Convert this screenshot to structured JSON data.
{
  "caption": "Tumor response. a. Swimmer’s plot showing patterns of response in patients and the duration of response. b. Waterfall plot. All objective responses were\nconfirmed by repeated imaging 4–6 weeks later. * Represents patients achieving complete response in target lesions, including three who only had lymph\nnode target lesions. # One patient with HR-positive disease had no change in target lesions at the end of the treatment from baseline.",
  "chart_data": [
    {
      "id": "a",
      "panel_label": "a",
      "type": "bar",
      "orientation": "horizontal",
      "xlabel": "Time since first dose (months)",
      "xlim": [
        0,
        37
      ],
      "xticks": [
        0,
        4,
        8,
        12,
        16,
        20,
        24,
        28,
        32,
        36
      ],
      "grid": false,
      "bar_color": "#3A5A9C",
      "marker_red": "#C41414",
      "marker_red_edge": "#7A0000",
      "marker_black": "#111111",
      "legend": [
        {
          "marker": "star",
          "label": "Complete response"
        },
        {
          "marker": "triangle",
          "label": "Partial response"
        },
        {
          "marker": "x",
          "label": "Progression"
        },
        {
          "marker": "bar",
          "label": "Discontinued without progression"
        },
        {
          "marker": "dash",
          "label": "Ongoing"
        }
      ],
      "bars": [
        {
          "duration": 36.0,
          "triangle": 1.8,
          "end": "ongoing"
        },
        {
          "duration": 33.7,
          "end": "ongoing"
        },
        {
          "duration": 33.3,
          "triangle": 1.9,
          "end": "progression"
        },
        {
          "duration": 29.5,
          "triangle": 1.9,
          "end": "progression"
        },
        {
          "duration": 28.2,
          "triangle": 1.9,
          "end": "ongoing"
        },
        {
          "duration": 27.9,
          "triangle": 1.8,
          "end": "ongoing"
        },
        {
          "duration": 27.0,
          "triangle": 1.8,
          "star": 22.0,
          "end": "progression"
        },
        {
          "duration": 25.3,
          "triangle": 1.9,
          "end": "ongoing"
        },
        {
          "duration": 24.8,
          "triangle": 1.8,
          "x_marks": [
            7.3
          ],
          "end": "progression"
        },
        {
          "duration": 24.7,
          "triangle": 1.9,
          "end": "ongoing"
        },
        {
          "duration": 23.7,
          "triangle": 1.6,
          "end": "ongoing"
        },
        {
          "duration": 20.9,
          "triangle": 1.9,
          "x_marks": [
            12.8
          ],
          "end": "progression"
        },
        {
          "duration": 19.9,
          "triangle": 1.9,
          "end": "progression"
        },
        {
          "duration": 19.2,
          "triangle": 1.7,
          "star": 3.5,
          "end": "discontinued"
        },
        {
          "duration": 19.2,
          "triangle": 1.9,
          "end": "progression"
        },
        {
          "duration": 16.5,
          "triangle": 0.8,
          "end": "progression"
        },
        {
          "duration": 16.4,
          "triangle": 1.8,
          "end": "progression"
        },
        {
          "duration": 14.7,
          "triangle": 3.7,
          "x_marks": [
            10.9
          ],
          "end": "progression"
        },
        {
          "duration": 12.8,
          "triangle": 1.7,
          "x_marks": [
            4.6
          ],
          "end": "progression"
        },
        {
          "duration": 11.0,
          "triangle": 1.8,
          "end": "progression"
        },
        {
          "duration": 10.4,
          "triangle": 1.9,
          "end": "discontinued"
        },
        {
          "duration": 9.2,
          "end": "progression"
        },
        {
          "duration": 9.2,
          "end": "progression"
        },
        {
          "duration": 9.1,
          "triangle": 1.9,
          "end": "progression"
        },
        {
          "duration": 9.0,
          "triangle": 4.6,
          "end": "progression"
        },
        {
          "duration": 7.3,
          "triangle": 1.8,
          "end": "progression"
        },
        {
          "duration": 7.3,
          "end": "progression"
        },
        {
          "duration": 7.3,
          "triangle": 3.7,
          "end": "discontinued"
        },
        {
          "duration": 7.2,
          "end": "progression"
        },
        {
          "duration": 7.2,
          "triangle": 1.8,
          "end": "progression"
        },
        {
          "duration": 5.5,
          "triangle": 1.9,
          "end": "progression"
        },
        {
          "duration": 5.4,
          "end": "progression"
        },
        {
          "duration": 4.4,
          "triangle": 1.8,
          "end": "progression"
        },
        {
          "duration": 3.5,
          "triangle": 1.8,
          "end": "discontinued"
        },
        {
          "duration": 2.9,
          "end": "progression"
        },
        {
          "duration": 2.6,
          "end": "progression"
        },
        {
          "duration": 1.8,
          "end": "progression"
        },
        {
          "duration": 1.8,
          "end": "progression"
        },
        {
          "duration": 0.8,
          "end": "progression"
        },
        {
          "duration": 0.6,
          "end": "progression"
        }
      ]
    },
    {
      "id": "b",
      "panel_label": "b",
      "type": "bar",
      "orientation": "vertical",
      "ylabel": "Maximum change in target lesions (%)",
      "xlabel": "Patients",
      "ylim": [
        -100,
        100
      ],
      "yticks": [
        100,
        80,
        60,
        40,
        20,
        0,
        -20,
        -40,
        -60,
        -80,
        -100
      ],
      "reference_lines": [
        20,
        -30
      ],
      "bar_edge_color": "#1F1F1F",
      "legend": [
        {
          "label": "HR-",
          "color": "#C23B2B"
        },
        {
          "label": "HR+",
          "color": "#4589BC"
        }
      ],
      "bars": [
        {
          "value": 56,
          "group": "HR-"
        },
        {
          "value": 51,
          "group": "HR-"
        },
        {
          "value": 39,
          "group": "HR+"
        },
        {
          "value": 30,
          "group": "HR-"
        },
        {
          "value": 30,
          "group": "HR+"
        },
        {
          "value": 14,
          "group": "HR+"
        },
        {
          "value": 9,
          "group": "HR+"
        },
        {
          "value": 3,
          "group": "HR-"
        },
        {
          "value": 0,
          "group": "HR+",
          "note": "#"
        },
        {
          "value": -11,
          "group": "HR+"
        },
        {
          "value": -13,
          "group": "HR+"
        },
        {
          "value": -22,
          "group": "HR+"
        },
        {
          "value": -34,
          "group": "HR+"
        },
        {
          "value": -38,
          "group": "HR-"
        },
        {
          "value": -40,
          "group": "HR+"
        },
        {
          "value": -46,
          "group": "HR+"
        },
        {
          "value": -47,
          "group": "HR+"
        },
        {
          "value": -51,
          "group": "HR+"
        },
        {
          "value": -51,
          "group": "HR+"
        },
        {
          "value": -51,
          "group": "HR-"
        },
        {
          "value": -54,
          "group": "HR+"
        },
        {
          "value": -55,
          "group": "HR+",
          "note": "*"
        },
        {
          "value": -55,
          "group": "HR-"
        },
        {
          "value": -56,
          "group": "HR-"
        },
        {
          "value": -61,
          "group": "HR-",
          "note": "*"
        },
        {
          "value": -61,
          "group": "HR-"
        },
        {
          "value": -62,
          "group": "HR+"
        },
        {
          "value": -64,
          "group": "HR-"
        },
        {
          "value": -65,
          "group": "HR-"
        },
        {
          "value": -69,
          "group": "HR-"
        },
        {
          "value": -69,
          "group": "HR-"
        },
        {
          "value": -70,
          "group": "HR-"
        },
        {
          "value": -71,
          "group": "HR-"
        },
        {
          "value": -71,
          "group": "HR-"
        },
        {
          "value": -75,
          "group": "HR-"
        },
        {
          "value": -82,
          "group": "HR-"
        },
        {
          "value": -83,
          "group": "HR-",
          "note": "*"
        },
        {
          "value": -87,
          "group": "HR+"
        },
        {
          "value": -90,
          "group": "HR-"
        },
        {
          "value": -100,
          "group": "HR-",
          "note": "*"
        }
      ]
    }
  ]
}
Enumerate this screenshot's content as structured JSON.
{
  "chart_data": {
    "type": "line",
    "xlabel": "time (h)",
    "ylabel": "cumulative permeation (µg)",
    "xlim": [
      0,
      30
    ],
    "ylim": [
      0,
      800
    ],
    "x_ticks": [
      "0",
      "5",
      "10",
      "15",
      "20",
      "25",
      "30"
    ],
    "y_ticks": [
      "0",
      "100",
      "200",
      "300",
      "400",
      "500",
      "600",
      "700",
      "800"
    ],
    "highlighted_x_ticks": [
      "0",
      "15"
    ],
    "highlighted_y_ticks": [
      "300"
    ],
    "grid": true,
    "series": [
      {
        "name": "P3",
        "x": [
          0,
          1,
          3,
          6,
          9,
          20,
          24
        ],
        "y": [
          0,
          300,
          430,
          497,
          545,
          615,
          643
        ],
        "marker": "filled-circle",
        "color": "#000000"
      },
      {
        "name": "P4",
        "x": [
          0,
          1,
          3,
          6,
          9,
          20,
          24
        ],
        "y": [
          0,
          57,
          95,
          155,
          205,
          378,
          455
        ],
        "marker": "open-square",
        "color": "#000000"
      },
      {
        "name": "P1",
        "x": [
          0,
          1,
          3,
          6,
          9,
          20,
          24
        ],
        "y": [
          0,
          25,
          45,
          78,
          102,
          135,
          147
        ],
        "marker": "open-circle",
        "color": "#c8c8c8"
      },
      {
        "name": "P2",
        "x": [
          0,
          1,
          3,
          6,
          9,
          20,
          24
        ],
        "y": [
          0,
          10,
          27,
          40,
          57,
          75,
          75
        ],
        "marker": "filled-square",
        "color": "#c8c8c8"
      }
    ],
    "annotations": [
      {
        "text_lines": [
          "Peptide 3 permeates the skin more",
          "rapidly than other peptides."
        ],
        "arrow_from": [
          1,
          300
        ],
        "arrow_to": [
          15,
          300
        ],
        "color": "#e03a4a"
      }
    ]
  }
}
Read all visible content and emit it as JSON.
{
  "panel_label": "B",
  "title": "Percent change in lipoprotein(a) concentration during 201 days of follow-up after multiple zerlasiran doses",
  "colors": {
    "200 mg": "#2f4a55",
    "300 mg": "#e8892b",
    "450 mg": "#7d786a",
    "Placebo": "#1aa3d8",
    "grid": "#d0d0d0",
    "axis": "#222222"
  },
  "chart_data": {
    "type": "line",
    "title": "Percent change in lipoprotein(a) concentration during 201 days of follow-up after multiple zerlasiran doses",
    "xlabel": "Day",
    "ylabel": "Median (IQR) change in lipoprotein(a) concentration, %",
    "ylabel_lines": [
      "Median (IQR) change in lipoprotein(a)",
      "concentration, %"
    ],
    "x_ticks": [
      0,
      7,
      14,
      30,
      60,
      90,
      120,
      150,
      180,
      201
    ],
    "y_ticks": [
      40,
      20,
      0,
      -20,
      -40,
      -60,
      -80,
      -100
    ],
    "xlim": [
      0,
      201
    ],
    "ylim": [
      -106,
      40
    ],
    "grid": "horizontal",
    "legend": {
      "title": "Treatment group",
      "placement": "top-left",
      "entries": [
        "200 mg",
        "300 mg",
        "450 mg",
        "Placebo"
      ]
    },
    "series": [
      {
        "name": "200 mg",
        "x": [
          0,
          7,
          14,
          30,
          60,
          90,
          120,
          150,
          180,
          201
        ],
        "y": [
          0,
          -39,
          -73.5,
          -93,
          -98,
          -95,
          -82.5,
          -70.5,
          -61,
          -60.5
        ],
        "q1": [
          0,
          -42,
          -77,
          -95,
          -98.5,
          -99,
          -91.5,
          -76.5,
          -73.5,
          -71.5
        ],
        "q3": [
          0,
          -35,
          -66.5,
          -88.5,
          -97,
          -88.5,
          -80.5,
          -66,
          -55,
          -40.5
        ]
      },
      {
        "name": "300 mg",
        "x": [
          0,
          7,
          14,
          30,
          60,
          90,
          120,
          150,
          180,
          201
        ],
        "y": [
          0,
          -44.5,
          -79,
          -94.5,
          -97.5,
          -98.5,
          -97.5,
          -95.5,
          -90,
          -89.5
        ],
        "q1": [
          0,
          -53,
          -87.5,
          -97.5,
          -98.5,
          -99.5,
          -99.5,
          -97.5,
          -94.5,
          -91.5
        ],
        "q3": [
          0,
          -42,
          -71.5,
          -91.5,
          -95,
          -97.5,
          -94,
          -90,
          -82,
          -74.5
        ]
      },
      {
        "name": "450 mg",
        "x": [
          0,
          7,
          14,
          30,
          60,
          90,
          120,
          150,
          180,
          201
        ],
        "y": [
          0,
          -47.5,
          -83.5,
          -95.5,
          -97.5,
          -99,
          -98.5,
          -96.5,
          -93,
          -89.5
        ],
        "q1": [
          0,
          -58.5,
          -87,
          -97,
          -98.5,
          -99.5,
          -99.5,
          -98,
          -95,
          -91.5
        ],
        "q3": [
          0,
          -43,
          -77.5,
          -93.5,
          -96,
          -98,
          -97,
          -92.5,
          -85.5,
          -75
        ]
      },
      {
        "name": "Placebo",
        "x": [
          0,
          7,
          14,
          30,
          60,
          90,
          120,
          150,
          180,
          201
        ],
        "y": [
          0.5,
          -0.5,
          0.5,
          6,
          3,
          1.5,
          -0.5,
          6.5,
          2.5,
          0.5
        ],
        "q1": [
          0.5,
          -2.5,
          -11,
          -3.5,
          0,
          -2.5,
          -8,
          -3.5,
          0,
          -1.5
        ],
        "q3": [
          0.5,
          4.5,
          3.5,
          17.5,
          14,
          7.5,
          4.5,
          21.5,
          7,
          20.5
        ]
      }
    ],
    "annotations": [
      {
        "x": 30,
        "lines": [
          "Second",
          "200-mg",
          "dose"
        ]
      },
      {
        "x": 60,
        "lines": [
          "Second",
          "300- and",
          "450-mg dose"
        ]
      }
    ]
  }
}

--

§ **TO DO**
Search the listing above for the string "target" and return each line it appears on.

§ **REPLY TO THE EXERCISE**
  "caption": "Tumor response. a. Swimmer’s plot showing patterns of response in patients and the duration of response. b. Waterfall plot. All objective responses were\nconfirmed by repeated imaging 4–6 weeks later. * Represents patients achieving complete response in target lesions, including three who only had lymph\nnode target lesions. # One patient with HR-positive disease had no change in target lesions at the end of the treatment from baseline.",
      "ylabel": "Maximum change in target lesions (%)",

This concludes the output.